» **AIM**: Look through the data for the string "Average". Copy every line where it is found.
── RECORD SET
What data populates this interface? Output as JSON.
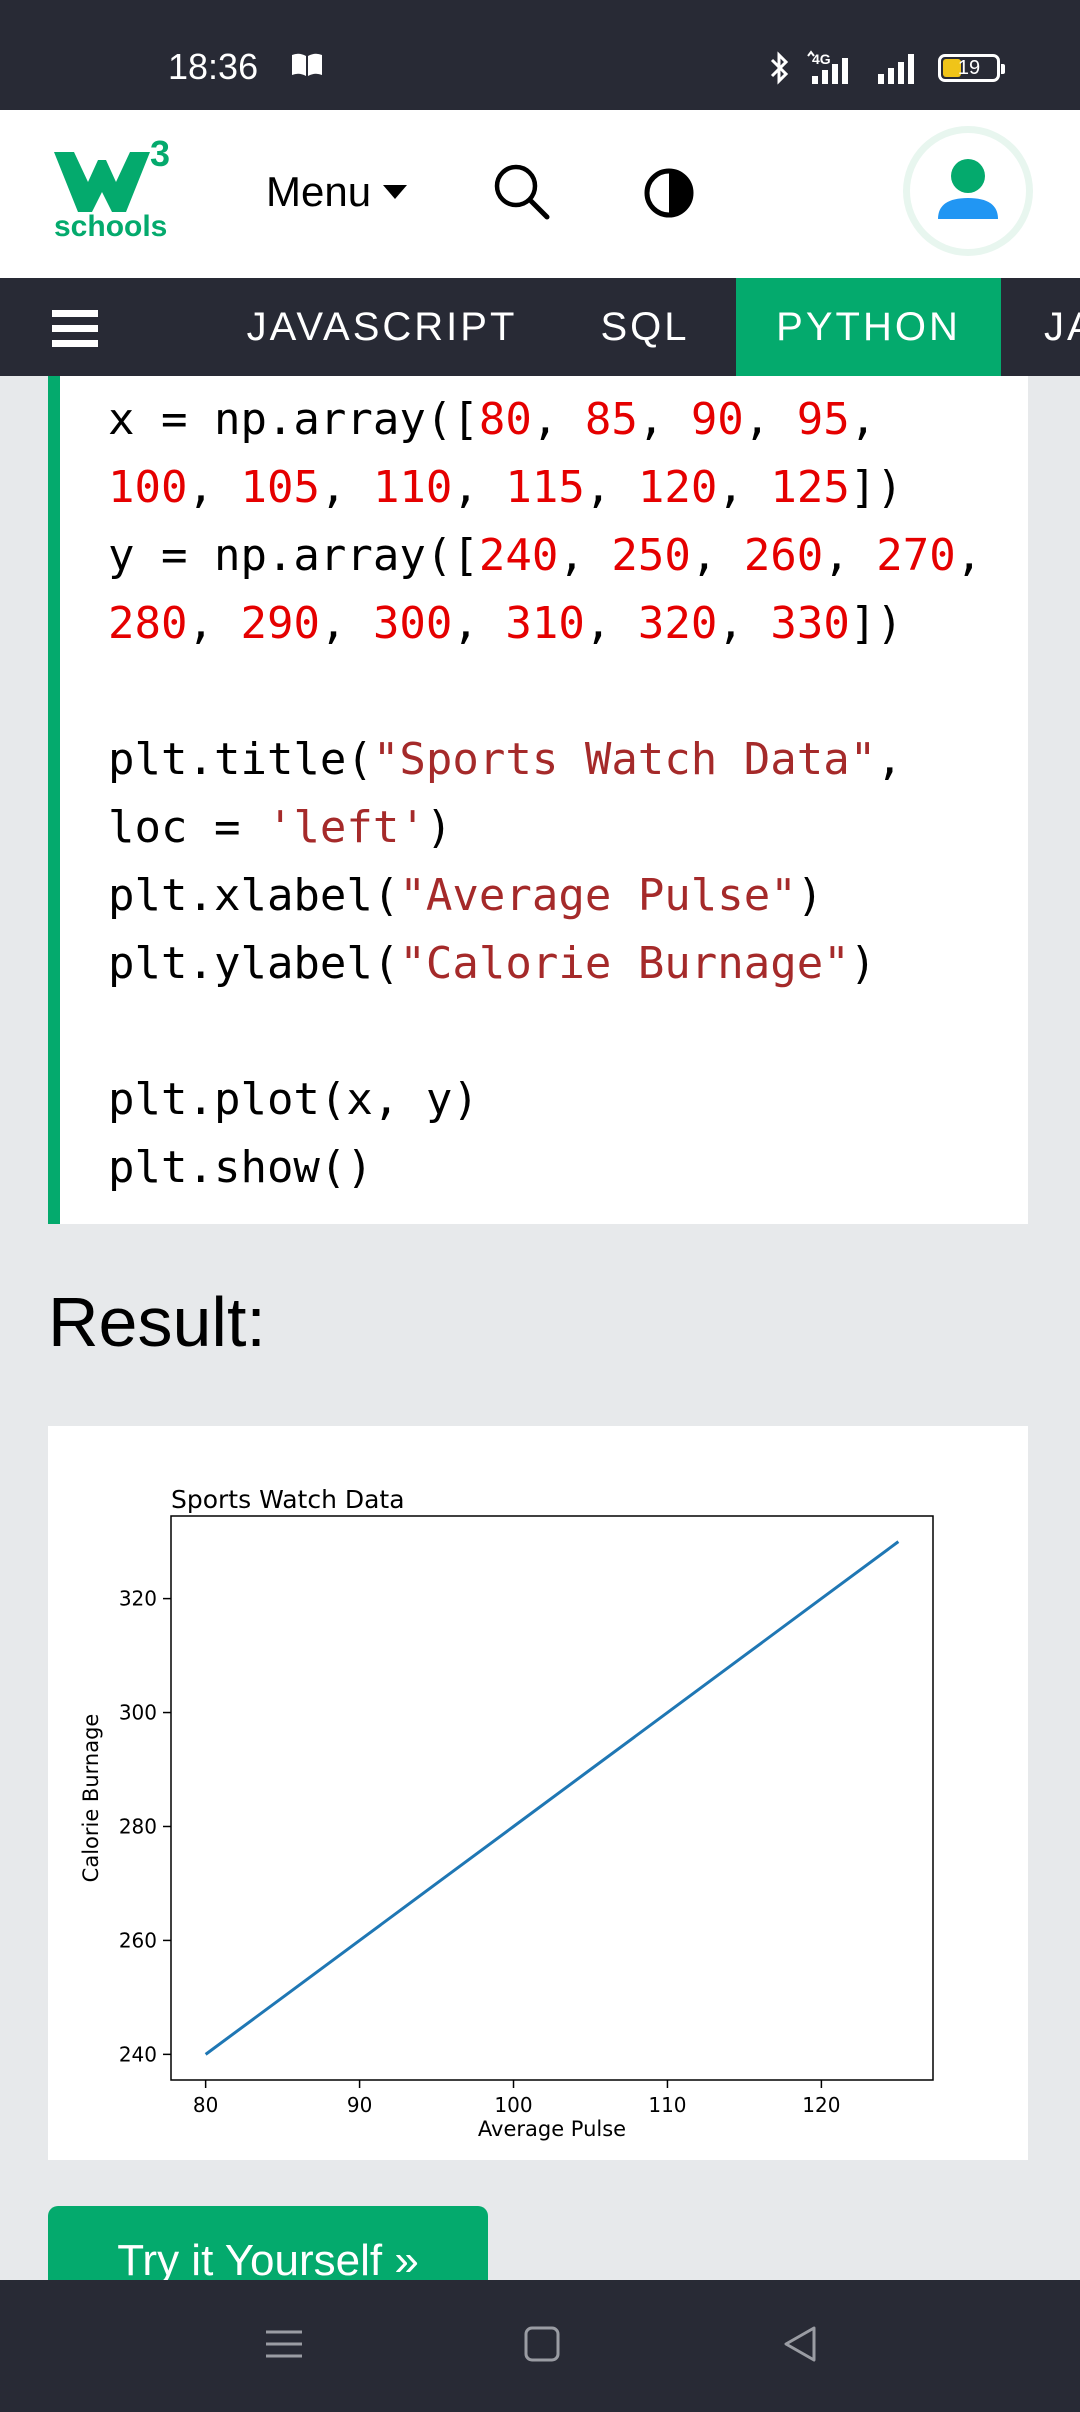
{
  "status_bar": {
    "time": "18:36",
    "battery": "19",
    "icons": [
      "book-icon",
      "bluetooth-icon",
      "4g-signal-icon",
      "signal-bars-icon",
      "battery-icon"
    ]
  },
  "header": {
    "logo_superscript": "3",
    "logo_text": "schools",
    "menu_label": "Menu"
  },
  "topnav": {
    "tabs": [
      "JAVASCRIPT",
      "SQL",
      "PYTHON",
      "JA"
    ],
    "active_tab": "PYTHON"
  },
  "code": {
    "lines": [
      [
        [
          "x = np.array([",
          "plain"
        ],
        [
          "80",
          "num"
        ],
        [
          ", ",
          "plain"
        ],
        [
          "85",
          "num"
        ],
        [
          ", ",
          "plain"
        ],
        [
          "90",
          "num"
        ],
        [
          ", ",
          "plain"
        ],
        [
          "95",
          "num"
        ],
        [
          ",",
          "plain"
        ]
      ],
      [
        [
          "100",
          "num"
        ],
        [
          ", ",
          "plain"
        ],
        [
          "105",
          "num"
        ],
        [
          ", ",
          "plain"
        ],
        [
          "110",
          "num"
        ],
        [
          ", ",
          "plain"
        ],
        [
          "115",
          "num"
        ],
        [
          ", ",
          "plain"
        ],
        [
          "120",
          "num"
        ],
        [
          ", ",
          "plain"
        ],
        [
          "125",
          "num"
        ],
        [
          "])",
          "plain"
        ]
      ],
      [
        [
          "y = np.array([",
          "plain"
        ],
        [
          "240",
          "num"
        ],
        [
          ", ",
          "plain"
        ],
        [
          "250",
          "num"
        ],
        [
          ", ",
          "plain"
        ],
        [
          "260",
          "num"
        ],
        [
          ", ",
          "plain"
        ],
        [
          "270",
          "num"
        ],
        [
          ",",
          "plain"
        ]
      ],
      [
        [
          "280",
          "num"
        ],
        [
          ", ",
          "plain"
        ],
        [
          "290",
          "num"
        ],
        [
          ", ",
          "plain"
        ],
        [
          "300",
          "num"
        ],
        [
          ", ",
          "plain"
        ],
        [
          "310",
          "num"
        ],
        [
          ", ",
          "plain"
        ],
        [
          "320",
          "num"
        ],
        [
          ", ",
          "plain"
        ],
        [
          "330",
          "num"
        ],
        [
          "])",
          "plain"
        ]
      ],
      [
        [
          "",
          "plain"
        ]
      ],
      [
        [
          "plt.title(",
          "plain"
        ],
        [
          "\"Sports Watch Data\"",
          "str"
        ],
        [
          ",",
          "plain"
        ]
      ],
      [
        [
          "loc = ",
          "plain"
        ],
        [
          "'left'",
          "str"
        ],
        [
          ")",
          "plain"
        ]
      ],
      [
        [
          "plt.xlabel(",
          "plain"
        ],
        [
          "\"Average Pulse\"",
          "str"
        ],
        [
          ")",
          "plain"
        ]
      ],
      [
        [
          "plt.ylabel(",
          "plain"
        ],
        [
          "\"Calorie Burnage\"",
          "str"
        ],
        [
          ")",
          "plain"
        ]
      ],
      [
        [
          "",
          "plain"
        ]
      ],
      [
        [
          "plt.plot(x, y)",
          "plain"
        ]
      ],
      [
        [
          "plt.show()",
          "plain"
        ]
      ]
    ]
  },
  "result_heading": "Result:",
  "chart_data": {
    "type": "line",
    "title": "Sports Watch Data",
    "title_loc": "left",
    "xlabel": "Average Pulse",
    "ylabel": "Calorie Burnage",
    "x": [
      80,
      85,
      90,
      95,
      100,
      105,
      110,
      115,
      120,
      125
    ],
    "series": [
      {
        "values": [
          240,
          250,
          260,
          270,
          280,
          290,
          300,
          310,
          320,
          330
        ],
        "color": "#1f77b4"
      }
    ],
    "xticks": [
      80,
      90,
      100,
      110,
      120
    ],
    "yticks": [
      240,
      260,
      280,
      300,
      320
    ],
    "xlim": [
      77.75,
      127.25
    ],
    "ylim": [
      235.5,
      334.5
    ],
    "grid": false
  },
  "try_button": "Try it Yourself »",
  "colors": {
    "accent": "#04aa6d",
    "dark_bar": "#282a35",
    "code_number": "#e50000",
    "code_string": "#a52a2a"
  }
}
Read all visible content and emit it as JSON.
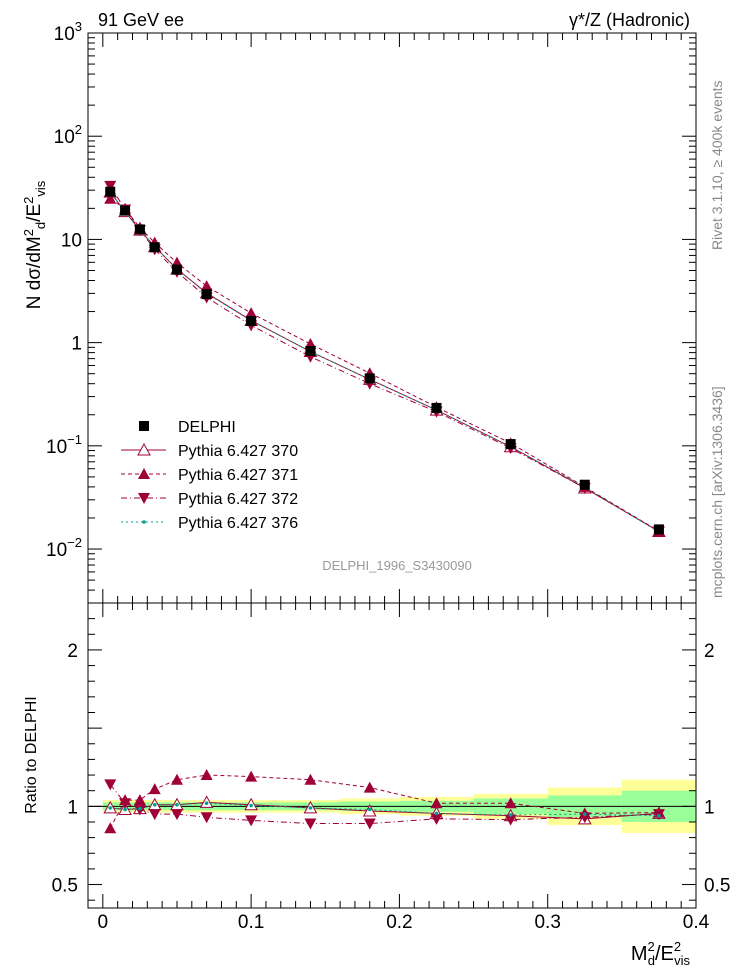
{
  "header": {
    "left": "91 GeV ee",
    "right": "γ*/Z (Hadronic)"
  },
  "side_labels": {
    "rivet": "Rivet 3.1.10, ≥ 400k events",
    "mcplots": "mcplots.cern.ch [arXiv:1306.3436]"
  },
  "watermark": "DELPHI_1996_S3430090",
  "colors": {
    "data": "#000000",
    "pythia": "#a0003a",
    "pythia376": "#00a08a",
    "band_yellow": "#ffff99",
    "band_green": "#99ff99"
  },
  "chart_data": [
    {
      "type": "scatter",
      "panel": "main",
      "ylabel": "N dσ/dM²d/E²vis",
      "yscale": "log",
      "ylim": [
        0.003,
        1000
      ],
      "xlim": [
        -0.01,
        0.4
      ],
      "yticks": [
        {
          "v": 0.01,
          "base": "10",
          "exp": "−2"
        },
        {
          "v": 0.1,
          "base": "10",
          "exp": "−1"
        },
        {
          "v": 1,
          "base": "1",
          "exp": ""
        },
        {
          "v": 10,
          "base": "10",
          "exp": ""
        },
        {
          "v": 100,
          "base": "10",
          "exp": "2"
        },
        {
          "v": 1000,
          "base": "10",
          "exp": "3"
        }
      ],
      "x": [
        0.005,
        0.015,
        0.025,
        0.035,
        0.05,
        0.07,
        0.1,
        0.14,
        0.18,
        0.225,
        0.275,
        0.325,
        0.375
      ],
      "legend": [
        "DELPHI",
        "Pythia 6.427 370",
        "Pythia 6.427 371",
        "Pythia 6.427 372",
        "Pythia 6.427 376"
      ],
      "series": [
        {
          "name": "DELPHI",
          "values": [
            29.0,
            19.0,
            12.5,
            8.4,
            5.1,
            2.95,
            1.62,
            0.83,
            0.45,
            0.233,
            0.104,
            0.042,
            0.0155
          ]
        },
        {
          "name": "Pythia 6.427 370",
          "values": [
            28.7,
            18.6,
            12.3,
            8.5,
            5.15,
            3.03,
            1.64,
            0.82,
            0.44,
            0.222,
            0.098,
            0.039,
            0.0148
          ]
        },
        {
          "name": "Pythia 6.427 371",
          "values": [
            24.8,
            19.8,
            13.0,
            9.3,
            5.95,
            3.53,
            1.93,
            0.97,
            0.505,
            0.237,
            0.106,
            0.04,
            0.0149
          ]
        },
        {
          "name": "Pythia 6.427 372",
          "values": [
            33.0,
            19.5,
            12.3,
            8.0,
            4.85,
            2.74,
            1.47,
            0.73,
            0.4,
            0.214,
            0.095,
            0.039,
            0.0148
          ]
        },
        {
          "name": "Pythia 6.427 376",
          "values": [
            28.7,
            18.6,
            12.3,
            8.5,
            5.15,
            3.0,
            1.63,
            0.82,
            0.44,
            0.222,
            0.098,
            0.04,
            0.0146
          ]
        }
      ]
    },
    {
      "type": "line",
      "panel": "ratio",
      "ylabel": "Ratio to DELPHI",
      "ylim": [
        0.35,
        2.3
      ],
      "yticks": [
        0.5,
        1,
        2
      ],
      "xlabel": "M²d/E²vis",
      "xticks": [
        0,
        0.1,
        0.2,
        0.3,
        0.4
      ],
      "x": [
        0.005,
        0.015,
        0.025,
        0.035,
        0.05,
        0.07,
        0.1,
        0.14,
        0.18,
        0.225,
        0.275,
        0.325,
        0.375
      ],
      "bands": {
        "edges": [
          0,
          0.01,
          0.02,
          0.03,
          0.04,
          0.06,
          0.08,
          0.12,
          0.16,
          0.2,
          0.25,
          0.3,
          0.35,
          0.4
        ],
        "yellow": [
          0.04,
          0.04,
          0.04,
          0.04,
          0.04,
          0.04,
          0.04,
          0.04,
          0.05,
          0.06,
          0.08,
          0.12,
          0.17
        ],
        "green": [
          0.025,
          0.025,
          0.025,
          0.025,
          0.025,
          0.025,
          0.025,
          0.025,
          0.03,
          0.035,
          0.05,
          0.07,
          0.1
        ]
      },
      "series": [
        {
          "name": "Pythia 6.427 370",
          "values": [
            0.99,
            0.98,
            0.985,
            1.01,
            1.01,
            1.025,
            1.01,
            0.99,
            0.97,
            0.955,
            0.94,
            0.92,
            0.955
          ]
        },
        {
          "name": "Pythia 6.427 371",
          "values": [
            0.86,
            1.04,
            1.04,
            1.11,
            1.17,
            1.2,
            1.19,
            1.17,
            1.12,
            1.02,
            1.02,
            0.955,
            0.96
          ]
        },
        {
          "name": "Pythia 6.427 372",
          "values": [
            1.14,
            1.02,
            0.98,
            0.95,
            0.95,
            0.93,
            0.91,
            0.89,
            0.89,
            0.92,
            0.915,
            0.93,
            0.95
          ]
        },
        {
          "name": "Pythia 6.427 376",
          "values": [
            0.99,
            0.98,
            0.985,
            1.01,
            1.01,
            1.02,
            1.005,
            0.99,
            0.98,
            0.955,
            0.945,
            0.95,
            0.94
          ]
        }
      ]
    }
  ]
}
────
» **ANSWER BELOW**:
          "\"Average Pulse\"",
    "xlabel": "Average Pulse",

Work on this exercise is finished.